#### [WHAT TO DO]
Output every line from the one containing "x-tick-label: 100% bbox=[377, 138, 409, 152]" down to the one containing "legend-label: Příroda: 34", inclusive, as a Markdown table with the columns No. and Line, numbering each row and omitting blank lines.

Extracted records
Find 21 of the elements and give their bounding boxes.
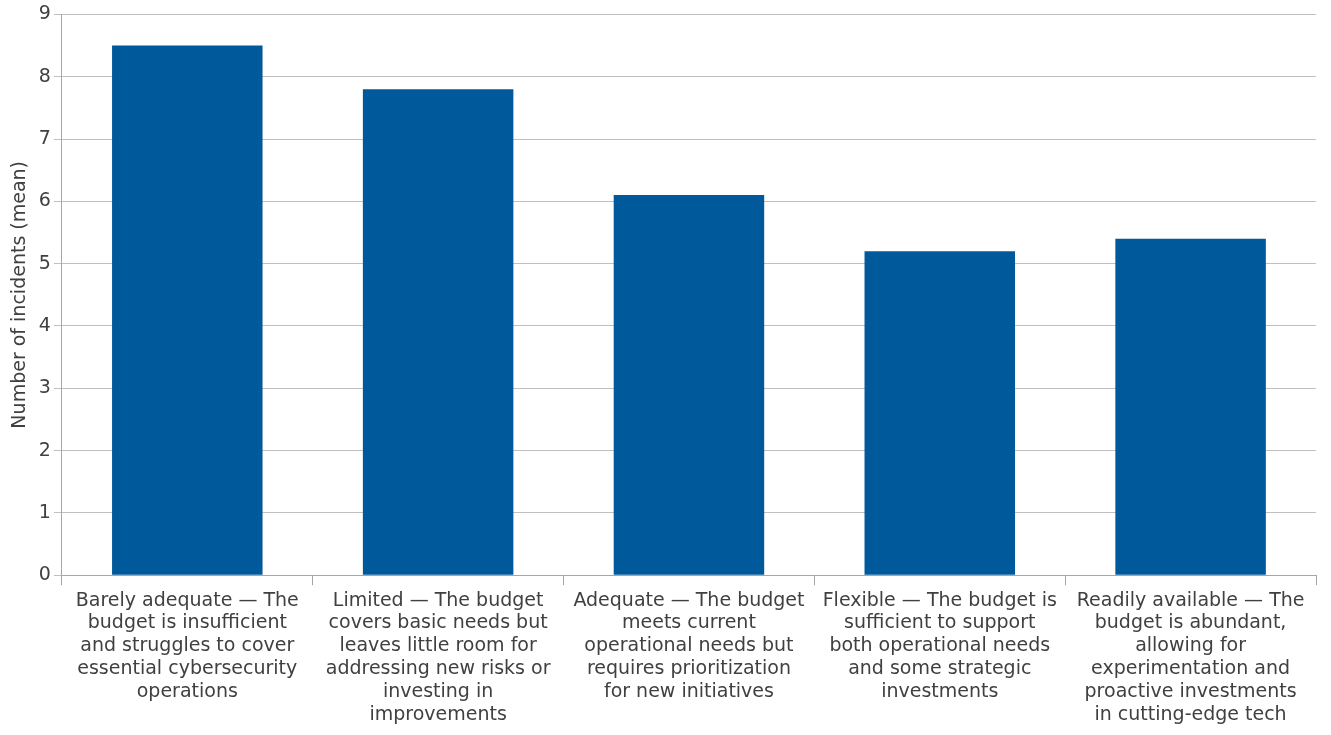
bar [1115,238,1266,575]
x-tick-label: Limited — The budget covers basic needs but leaves little room for addressing new risks or investing in improvements [325,587,551,724]
bar [613,195,765,575]
y-tick-label: 3 [38,375,51,398]
x-tick-label: Readily available — The budget is abundant, allowing for experimentation and proactive investments in cutting-edge tech [1076,587,1305,724]
y-tick-label: 5 [38,250,51,273]
x-tick-label: Adequate — The budget meets current operational needs but requires prioritization for new initiatives [573,587,805,701]
y-tick-label: 9 [38,1,51,24]
y-tick-label: 1 [38,499,51,522]
y-axis-title: Number of incidents (mean) [7,160,30,429]
x-tick-label: Flexible — The budget is sufficient to support both operational needs and some strategic investments [822,587,1057,701]
bar [362,89,514,575]
bar [112,45,263,575]
y-tick-label: 0 [38,562,51,585]
y-tick-label: 4 [38,312,51,335]
y-tick-label: 7 [38,125,51,148]
y-tick-label: 2 [38,437,51,460]
x-tick-label: Barely adequate — The budget is insufficient and struggles to cover essential cybersecurity operations [75,587,299,701]
bar [864,251,1016,575]
y-tick-label: 6 [38,188,51,211]
y-tick-label: 8 [38,63,51,86]
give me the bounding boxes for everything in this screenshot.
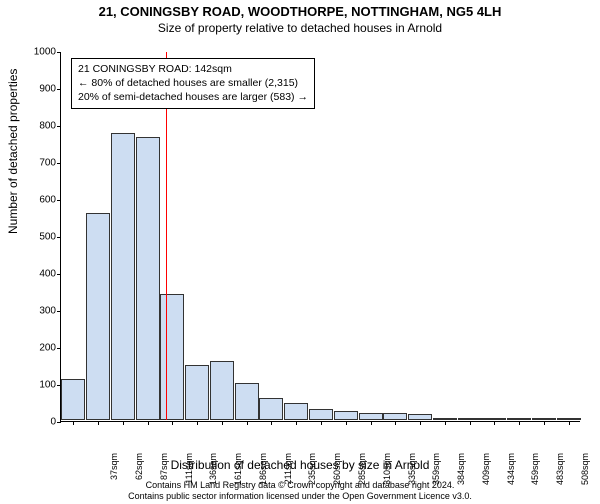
x-tick-mark (247, 421, 248, 425)
y-tick-label: 0 (21, 417, 56, 428)
x-tick-mark (197, 421, 198, 425)
y-tick-label: 700 (21, 158, 56, 169)
x-tick-mark (371, 421, 372, 425)
histogram-bar (408, 414, 432, 420)
annotation-box: 21 CONINGSBY ROAD: 142sqm← 80% of detach… (71, 58, 315, 109)
y-tick-label: 300 (21, 306, 56, 317)
histogram-bar (259, 398, 283, 420)
y-tick-label: 800 (21, 121, 56, 132)
histogram-bar (111, 133, 135, 420)
y-tick-label: 400 (21, 269, 56, 280)
histogram-bar (557, 418, 581, 420)
chart-area: 0100200300400500600700800900100037sqm62s… (60, 52, 580, 422)
y-axis-label: Number of detached properties (6, 69, 20, 234)
y-tick-mark (57, 311, 61, 312)
histogram-bar (86, 213, 110, 420)
histogram-bar (235, 383, 259, 420)
histogram-bar (61, 379, 85, 420)
y-tick-mark (57, 274, 61, 275)
y-tick-mark (57, 200, 61, 201)
x-tick-mark (148, 421, 149, 425)
x-tick-mark (470, 421, 471, 425)
histogram-bar (507, 418, 531, 420)
histogram-bar (458, 418, 482, 420)
y-tick-mark (57, 52, 61, 53)
x-tick-mark (123, 421, 124, 425)
histogram-bar (185, 365, 209, 421)
x-tick-mark (222, 421, 223, 425)
annotation-line-1: 21 CONINGSBY ROAD: 142sqm (78, 62, 308, 76)
histogram-bar (383, 413, 407, 420)
x-tick-mark (395, 421, 396, 425)
histogram-bar (136, 137, 160, 420)
histogram-bar (309, 409, 333, 420)
x-tick-mark (544, 421, 545, 425)
x-tick-mark (321, 421, 322, 425)
chart-title: 21, CONINGSBY ROAD, WOODTHORPE, NOTTINGH… (0, 4, 600, 19)
y-tick-label: 600 (21, 195, 56, 206)
y-tick-label: 500 (21, 232, 56, 243)
x-tick-mark (98, 421, 99, 425)
y-tick-mark (57, 126, 61, 127)
histogram-bar (284, 403, 308, 420)
histogram-bar (210, 361, 234, 420)
y-tick-mark (57, 348, 61, 349)
histogram-bar (433, 418, 457, 420)
x-tick-mark (172, 421, 173, 425)
x-axis-label: Distribution of detached houses by size … (0, 458, 600, 472)
chart-container: 21, CONINGSBY ROAD, WOODTHORPE, NOTTINGH… (0, 4, 600, 504)
y-tick-label: 200 (21, 343, 56, 354)
x-tick-mark (420, 421, 421, 425)
x-tick-mark (73, 421, 74, 425)
histogram-bar (482, 418, 506, 420)
histogram-bar (334, 411, 358, 420)
x-tick-mark (271, 421, 272, 425)
footer: Contains HM Land Registry data © Crown c… (0, 480, 600, 502)
y-tick-label: 900 (21, 84, 56, 95)
footer-line-1: Contains HM Land Registry data © Crown c… (0, 480, 600, 491)
chart-subtitle: Size of property relative to detached ho… (0, 21, 600, 35)
x-tick-mark (296, 421, 297, 425)
plot-area: 0100200300400500600700800900100037sqm62s… (60, 52, 580, 422)
y-tick-label: 1000 (21, 47, 56, 58)
y-tick-label: 100 (21, 380, 56, 391)
footer-line-2: Contains public sector information licen… (0, 491, 600, 502)
annotation-line-2: ← 80% of detached houses are smaller (2,… (78, 76, 308, 90)
y-tick-mark (57, 163, 61, 164)
x-tick-mark (569, 421, 570, 425)
histogram-bar (532, 418, 556, 420)
y-tick-mark (57, 89, 61, 90)
x-tick-mark (346, 421, 347, 425)
histogram-bar (160, 294, 184, 420)
annotation-line-3: 20% of semi-detached houses are larger (… (78, 90, 308, 104)
x-tick-mark (445, 421, 446, 425)
x-tick-mark (494, 421, 495, 425)
x-tick-mark (519, 421, 520, 425)
y-tick-mark (57, 422, 61, 423)
y-tick-mark (57, 237, 61, 238)
histogram-bar (359, 413, 383, 420)
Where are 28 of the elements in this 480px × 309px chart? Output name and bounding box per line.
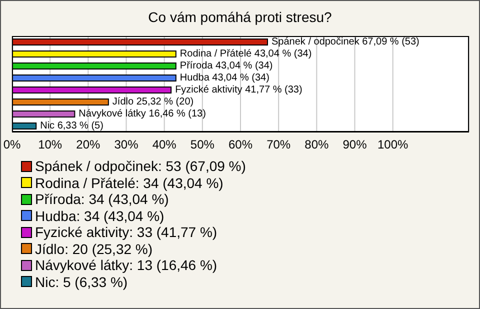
x-tick-label: 100% bbox=[377, 138, 409, 152]
data-label: Fyzické aktivity 41,77 % (33) bbox=[175, 84, 302, 96]
data-label: Příroda 43,04 % (34) bbox=[180, 60, 273, 72]
x-tick-label: 20% bbox=[76, 138, 100, 152]
legend-label: Hudba: 34 (43,04 %) bbox=[35, 208, 164, 224]
x-tick-label: 10% bbox=[38, 138, 62, 152]
data-label: Návykové látky 16,46 % (13) bbox=[78, 108, 206, 120]
x-tick-label: 0% bbox=[3, 138, 21, 152]
x-tick-label: 40% bbox=[152, 138, 177, 152]
chart-title: Co vám pomáhá proti stresu? bbox=[147, 9, 333, 25]
legend-label: Jídlo: 20 (25,32 %) bbox=[35, 240, 153, 257]
data-label: Spánek / odpočinek 67,09 % (53) bbox=[272, 36, 420, 48]
legend-label: Fyzické aktivity: 33 (41,77 %) bbox=[35, 224, 218, 240]
x-tick-label: 30% bbox=[114, 138, 139, 152]
x-tick-label: 70% bbox=[266, 138, 291, 152]
data-label: Rodina / Přátelé 43,04 % (34) bbox=[180, 48, 312, 60]
data-label: Hudba 43,04 % (34) bbox=[180, 72, 270, 84]
x-tick-label: 90% bbox=[342, 138, 368, 152]
legend-label: Návykové látky: 13 (16,46 %) bbox=[35, 257, 218, 274]
legend-label: Rodina / Přátelé: 34 (43,04 %) bbox=[35, 174, 224, 191]
legend-label: Spánek / odpočinek: 53 (67,09 %) bbox=[35, 158, 246, 174]
x-tick-label: 50% bbox=[190, 138, 215, 152]
data-label: Jídlo 25,32 % (20) bbox=[112, 96, 194, 108]
x-tick-label: 80% bbox=[304, 138, 329, 152]
legend-label: Příroda: 34 (43,04 %) bbox=[35, 191, 169, 208]
legend-label: Nic: 5 (6,33 %) bbox=[35, 274, 128, 290]
data-label: Nic 6,33 % (5) bbox=[40, 120, 104, 132]
x-tick-label: 60% bbox=[228, 138, 253, 152]
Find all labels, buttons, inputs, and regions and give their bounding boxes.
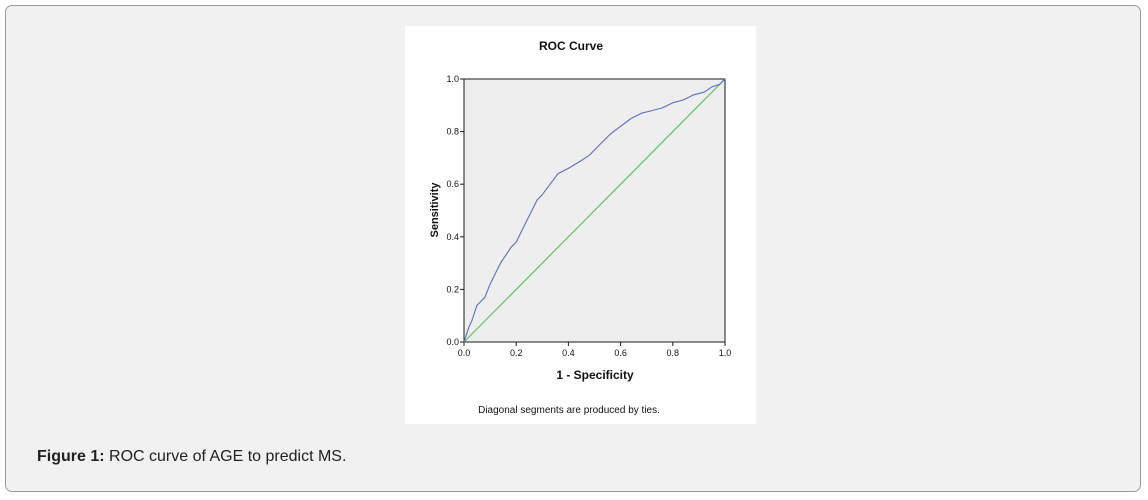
y-tick-label: 0.2 <box>446 284 459 294</box>
x-tick-label: 0.6 <box>614 348 627 358</box>
x-tick-label: 0.0 <box>458 348 471 358</box>
caption-text: ROC curve of AGE to predict MS. <box>104 448 347 465</box>
y-tick-label: 0.0 <box>446 337 459 347</box>
caption-label: Figure 1: <box>37 448 105 465</box>
roc-figure: ROC Curve 0.0 0.2 0.4 0.6 0.8 1.0 0.0 0.2 0.4 0.… <box>405 26 756 424</box>
y-tick-label: 0.6 <box>446 179 459 189</box>
chart-title: ROC Curve <box>539 39 603 53</box>
x-tick-label: 0.2 <box>510 348 523 358</box>
roc-curve-line <box>463 78 726 343</box>
chart-footnote: Diagonal segments are produced by ties. <box>478 405 660 416</box>
y-tick-label: 0.8 <box>446 127 459 137</box>
x-tick-label: 0.4 <box>562 348 575 358</box>
figure-caption: Figure 1: ROC curve of AGE to predict MS… <box>37 448 346 466</box>
reference-diagonal-line <box>463 78 726 343</box>
figure-frame: ROC Curve 0.0 0.2 0.4 0.6 0.8 1.0 0.0 0.2 0.4 0.… <box>5 5 1141 492</box>
x-axis-ticks: 0.0 0.2 0.4 0.6 0.8 1.0 <box>458 342 732 358</box>
y-axis-label: Sensitivity <box>429 182 441 238</box>
series-layer <box>463 78 726 343</box>
x-tick-label: 1.0 <box>719 348 732 358</box>
y-axis-ticks: 0.0 0.2 0.4 0.6 0.8 1.0 <box>446 74 464 347</box>
x-axis-label: 1 - Specificity <box>556 368 634 382</box>
y-tick-label: 1.0 <box>446 74 459 84</box>
x-tick-label: 0.8 <box>667 348 680 358</box>
roc-chart: ROC Curve 0.0 0.2 0.4 0.6 0.8 1.0 0.00.20.40.… <box>429 39 732 416</box>
y-tick-label: 0.4 <box>446 232 459 242</box>
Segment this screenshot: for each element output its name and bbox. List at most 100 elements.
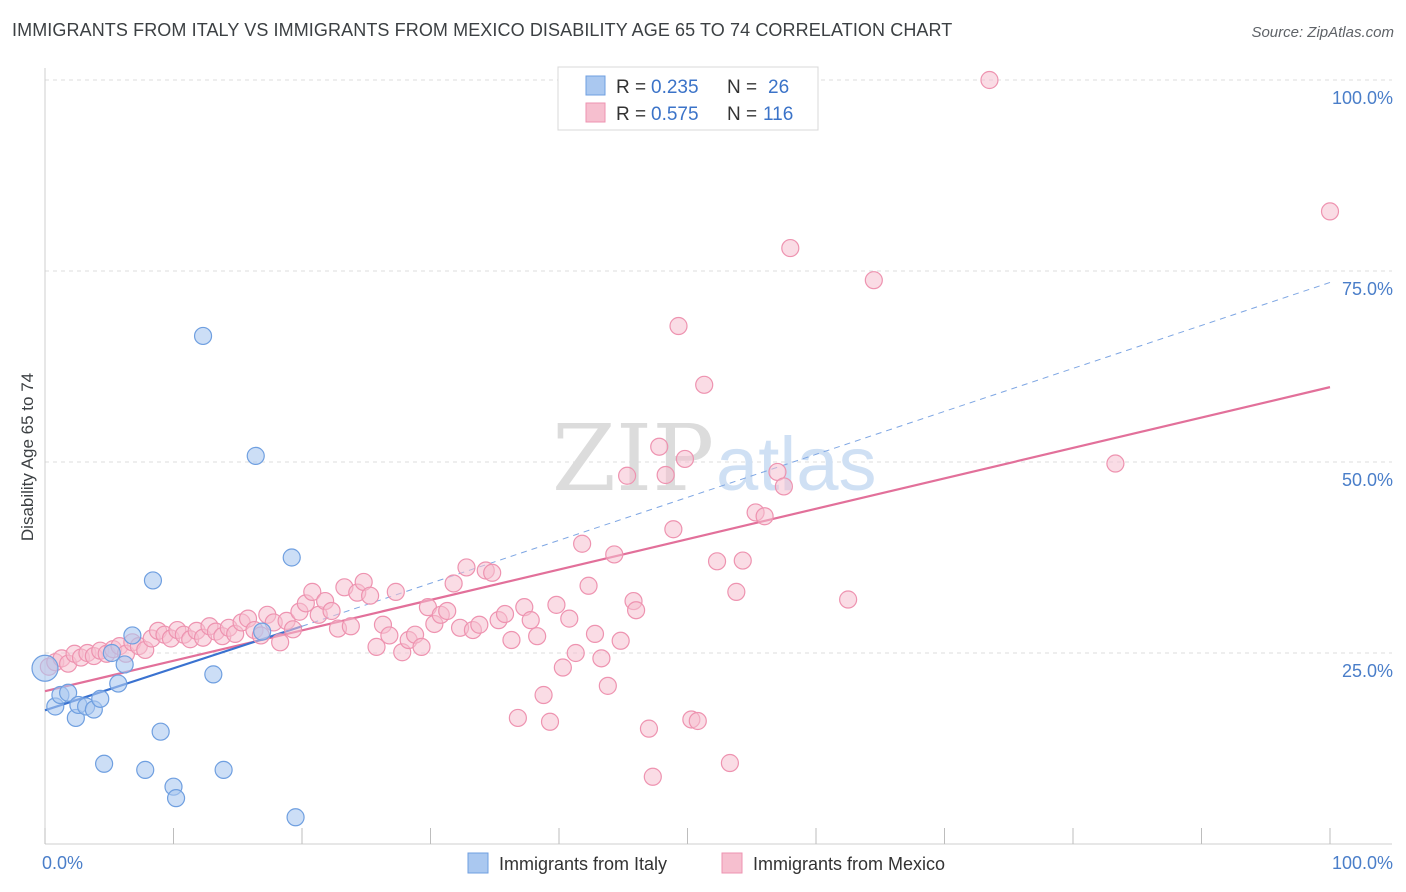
mexico-point-81 (560, 609, 579, 628)
italy-points (31, 326, 305, 827)
mexico-point-53 (380, 626, 399, 645)
bottom-legend-italy-swatch (467, 852, 489, 874)
mexico-point-50 (361, 586, 380, 605)
bottom-legend-mexico-swatch (721, 852, 743, 874)
x-tick-label-1: 100.0% (1332, 853, 1393, 873)
legend-mexico-n-label: N = (727, 104, 757, 125)
bottom-legend-italy-label: Immigrants from Italy (499, 854, 667, 874)
mexico-point-83 (573, 534, 592, 553)
tick-labels: 0.0% 100.0% 25.0% 50.0% 75.0% 100.0% (42, 88, 1393, 873)
y-tick-label-1: 50.0% (1342, 470, 1393, 490)
italy-point-8 (91, 689, 110, 708)
mexico-point-78 (540, 712, 560, 731)
mexico-point-86 (592, 649, 611, 668)
mexico-point-92 (626, 601, 646, 620)
legend-italy-n-label: N = (727, 77, 757, 98)
italy-point-11 (109, 674, 128, 693)
italy-point-9 (95, 754, 114, 773)
italy-point-22 (246, 446, 265, 465)
italy-point-25 (286, 808, 305, 827)
mexico-point-112 (839, 590, 858, 609)
mexico-point-72 (502, 630, 521, 650)
mexico-point-104 (720, 753, 740, 773)
mexico-point-38 (283, 620, 303, 639)
legend-mexico-r-label: R = (616, 104, 646, 125)
mexico-point-47 (341, 617, 360, 636)
bottom-legend-mexico-label: Immigrants from Mexico (753, 854, 945, 874)
italy-point-19 (193, 326, 213, 346)
mexico-point-93 (639, 719, 659, 738)
mexico-point-63 (444, 574, 463, 593)
mexico-point-102 (695, 375, 714, 394)
italy-point-21 (214, 760, 233, 779)
mexico-point-65 (457, 558, 476, 577)
italy-point-0 (31, 654, 59, 682)
axes (44, 68, 1392, 845)
mexico-point-110 (774, 477, 793, 496)
mexico-point-97 (664, 520, 683, 539)
mexico-point-73 (508, 708, 527, 728)
mexico-point-79 (547, 595, 566, 614)
mexico-point-108 (755, 507, 774, 526)
mexico-point-67 (470, 615, 489, 634)
legend-mexico-swatch (585, 102, 606, 123)
italy-point-24 (282, 548, 301, 567)
mexico-point-54 (386, 582, 405, 601)
watermark-atlas: atlas (716, 422, 877, 507)
legend-italy-r-label: R = (616, 77, 646, 98)
italy-point-16 (151, 722, 170, 741)
mexico-point-75 (521, 611, 540, 630)
y-tick-label-3: 100.0% (1332, 88, 1393, 108)
italy-point-20 (204, 665, 223, 684)
mexico-point-90 (618, 466, 637, 485)
mexico-point-58 (412, 637, 431, 656)
legend-mexico-r-value: 0.575 (651, 104, 699, 125)
mexico-point-88 (605, 545, 624, 564)
source-label: Source: ZipAtlas.com (1251, 24, 1394, 41)
top-legend: R = 0.235 N = 26 R = 0.575 N = 116 (557, 66, 819, 131)
chart-title: IMMIGRANTS FROM ITALY VS IMMIGRANTS FROM… (12, 20, 953, 40)
mexico-point-62 (438, 601, 457, 621)
mexico-point-96 (656, 465, 675, 485)
mexico-point-114 (980, 70, 999, 90)
legend-italy-r-value: 0.235 (651, 77, 699, 98)
italy-point-12 (115, 655, 134, 674)
x-tick-label-0: 0.0% (42, 853, 83, 873)
italy-point-3 (59, 683, 78, 702)
mexico-point-80 (553, 658, 572, 677)
mexico-point-87 (598, 676, 617, 695)
mexico-point-77 (534, 685, 553, 705)
bottom-legend: Immigrants from Italy Immigrants from Me… (467, 852, 945, 874)
italy-point-13 (123, 626, 142, 645)
mexico-point-113 (864, 271, 883, 290)
gridlines (45, 79, 1392, 654)
mexico-point-94 (643, 767, 662, 786)
mexico-point-44 (322, 601, 341, 621)
italy-trend-extension (301, 281, 1331, 627)
mexico-point-41 (303, 582, 322, 601)
mexico-point-105 (727, 582, 746, 601)
legend-italy-swatch (585, 75, 606, 96)
legend-italy-n-value: 26 (768, 77, 789, 98)
mexico-point-101 (688, 711, 707, 731)
y-tick-label-0: 25.0% (1342, 661, 1393, 681)
mexico-point-82 (566, 643, 585, 663)
y-tick-label-2: 75.0% (1342, 279, 1393, 299)
mexico-point-71 (495, 604, 515, 624)
mexico-point-89 (611, 631, 630, 650)
mexico-point-103 (707, 552, 727, 571)
mexico-point-99 (675, 449, 695, 469)
watermark: ZIP atlas (552, 405, 877, 512)
mexico-point-115 (1106, 454, 1125, 473)
italy-point-23 (253, 622, 272, 641)
mexico-point-36 (271, 633, 290, 652)
italy-point-10 (102, 643, 121, 663)
mexico-point-76 (528, 627, 547, 646)
legend-mexico-n-value: 116 (763, 104, 793, 125)
mexico-point-51 (367, 637, 386, 656)
mexico-point-111 (781, 238, 800, 258)
mexico-point-106 (733, 551, 752, 570)
mexico-point-69 (483, 563, 502, 582)
italy-point-14 (136, 760, 155, 779)
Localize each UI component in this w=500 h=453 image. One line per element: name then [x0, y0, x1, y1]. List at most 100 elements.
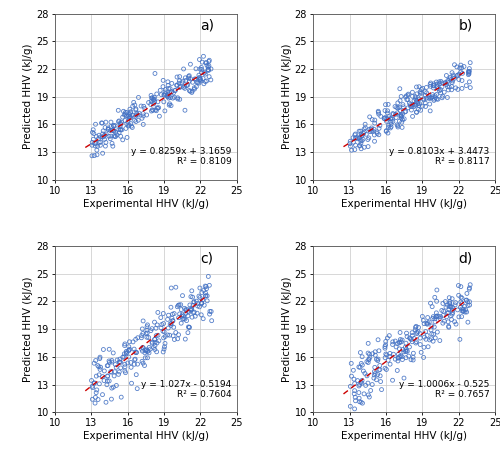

#### [SOLUTION BELOW]
| No. | Line |
|---|---|
| 1 | x-tick-label: 100% bbox=[377, 138, 409, 152] |
| 2 | data-label: Fyzické aktivity 41,77 % (33) bbox=[175, 84, 302, 96] |
| 3 | data-label: Příroda 43,04 % (34) bbox=[180, 60, 273, 72] |
| 4 | x-tick-label: 20% bbox=[76, 138, 100, 152] |
| 5 | legend-label: Hudba: 34 (43,04 %) bbox=[35, 208, 164, 224] |
| 6 | x-tick-label: 10% bbox=[38, 138, 62, 152] |
| 7 | data-label: Návykové látky 16,46 % (13) bbox=[78, 108, 206, 120] |
| 8 | x-tick-label: 0% bbox=[3, 138, 21, 152] |
| 9 | x-tick-label: 40% bbox=[152, 138, 177, 152] |
| 10 | chart-title: Co vám pomáhá proti stresu? bbox=[147, 9, 333, 25] |
| 11 | legend-label: Jídlo: 20 (25,32 %) bbox=[35, 240, 153, 257] |
| 12 | data-label: Spánek / odpočinek 67,09 % (53) bbox=[272, 36, 420, 48] |
| 13 | legend-label: Fyzické aktivity: 33 (41,77 %) bbox=[35, 224, 218, 240] |
| 14 | x-tick-label: 30% bbox=[114, 138, 139, 152] |
| 15 | x-tick-label: 70% bbox=[266, 138, 291, 152] |
| 16 | data-label: Rodina / Přátelé 43,04 % (34) bbox=[180, 48, 312, 60] |
| 17 | data-label: Hudba 43,04 % (34) bbox=[180, 72, 270, 84] |
| 18 | x-tick-label: 90% bbox=[342, 138, 368, 152] |
| 19 | legend-label: Návykové látky: 13 (16,46 %) bbox=[35, 257, 218, 274] |
| 20 | legend-label: Rodina / Přátelé: 34 (43,04 %) bbox=[35, 174, 224, 191] |
| 21 | legend-label: Spánek / odpočinek: 53 (67,09 %) bbox=[35, 158, 246, 174] |
| 22 | x-tick-label: 50% bbox=[190, 138, 215, 152] |
| 23 | data-label: Jídlo 25,32 % (20) bbox=[112, 96, 194, 108] |
| 24 | x-tick-label: 80% bbox=[304, 138, 329, 152] |
| 25 | legend-label: Příroda: 34 (43,04 %) bbox=[35, 191, 169, 208] |